■ EXERCISE INSTRUCTIONS ■
Below is a block of records; return all of them exactly, but without the images.

Stored items
[Start]

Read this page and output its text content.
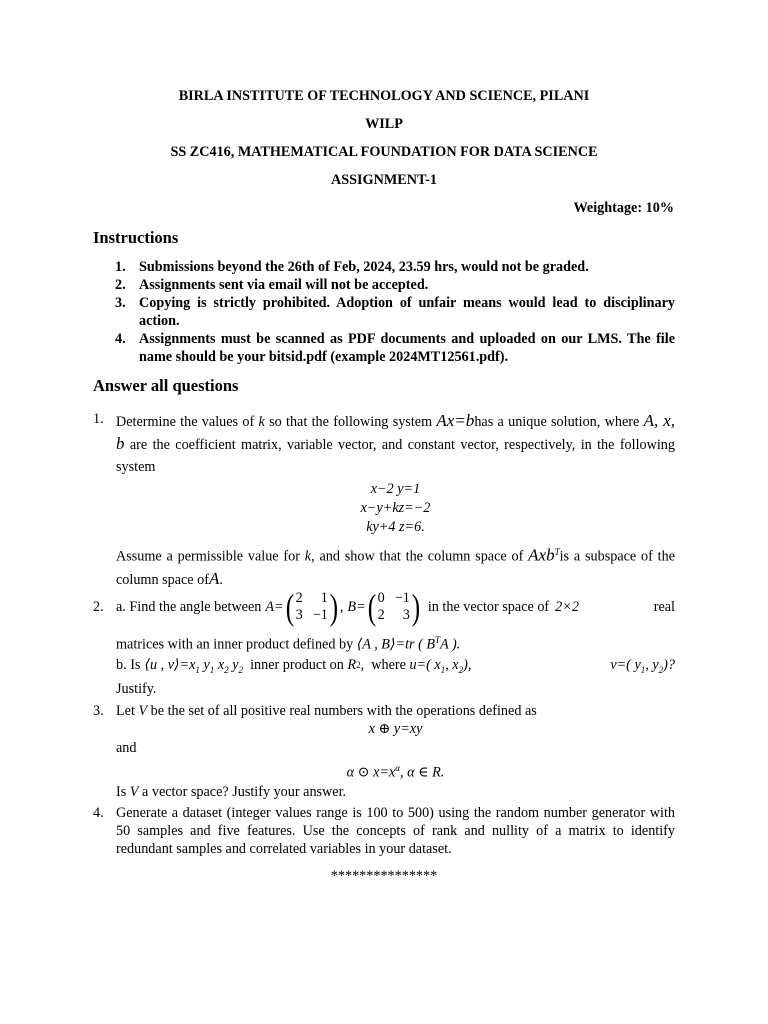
BIRLA INSTITUTE OF TECHNOLOGY AND SCIENCE, PILANI
WILP
SS ZC416, MATHEMATICAL FOUNDATION FOR DATA SCIENCE
ASSIGNMENT-1
Weightage: 10%
Instructions
1. Submissions beyond the 26th of Feb, 2024, 23.59 hrs, would not be graded.
2. Assignments sent via email will not be accepted.
3. Copying is strictly prohibited. Adoption of unfair means would lead to disciplinary action.
4. Assignments must be scanned as PDF documents and uploaded on our LMS. The file name should be your bitsid.pdf (example 2024MT12561.pdf).
Answer all questions
1. Determine the values of k so that the following system Ax=bhas a unique solution, where A, x, b are the coefficient matrix, variable vector, and constant vector, respectively, in the following system
x−2 y=1
x−y+kz=−2
ky+4 z=6.
Assume a permissible value for k, and show that the column space of Axb$^T$is a subspace of the column space ofA.
2. a. Find the angle between A= ( 2	1
3 −1 ) , B= ( 0 −1
2	3 ) in the vector space of 2×2	real
matrices with an inner product defined by ⟨A , B⟩=tr ( $B^TA$ ).
b. Is ⟨u , $v⟩=x_1$ $y_1$ $x_2$ $y_2$ inner product on R 2 ,  where u=( $x_1$, $x_2$),	v=( $y_1$, $y_2$)?
Justify.
3. Let V be the set of all positive real numbers with the operations defined as
x ⊕ y=xy
and
α ⊙ $x=x^\alpha$, α ∈ R.
Is V a vector space? Justify your answer.
4. Generate a dataset (integer values range is 100 to 500) using the random number generator with 50 samples and five features. Use the concepts of rank and nullity of a matrix to identify redundant samples and correlated variables in your dataset.
***************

[End]

■ SOLVED EXERCISE ■
Read this page and output its text content.
BIRLA INSTITUTE OF TECHNOLOGY AND SCIENCE, PILANI
WILP
SS ZC416, MATHEMATICAL FOUNDATION FOR DATA SCIENCE
ASSIGNMENT-1
Weightage: 10%
Instructions
1. Submissions beyond the 26th of Feb, 2024, 23.59 hrs, would not be graded.
2. Assignments sent via email will not be accepted.
3. Copying is strictly prohibited. Adoption of unfair means would lead to disciplinary action.
4. Assignments must be scanned as PDF documents and uploaded on our LMS. The file name should be your bitsid.pdf (example 2024MT12561.pdf).
Answer all questions
1. Determine the values of k so that the following system Ax=bhas a unique solution, where A, x, b are the coefficient matrix, variable vector, and constant vector, respectively, in the following system
x−2 y=1
x−y+kz=−2
ky+4 z=6.
Assume a permissible value for k, and show that the column space of Axb$^T$is a subspace of the column space ofA.
2. a. Find the angle between A= ( 2	1
3 −1 ) , B= ( 0 −1
2	3 ) in the vector space of 2×2	real
matrices with an inner product defined by ⟨A , B⟩=tr ( $B^TA$ ).
b. Is ⟨u , $v⟩=x_1$ $y_1$ $x_2$ $y_2$ inner product on R 2 ,  where u=( $x_1$, $x_2$),	v=( $y_1$, $y_2$)?
Justify.
3. Let V be the set of all positive real numbers with the operations defined as
x ⊕ y=xy
and
α ⊙ $x=x^\alpha$, α ∈ R.
Is V a vector space? Justify your answer.
4. Generate a dataset (integer values range is 100 to 500) using the random number generator with 50 samples and five features. Use the concepts of rank and nullity of a matrix to identify redundant samples and correlated variables in your dataset.
***************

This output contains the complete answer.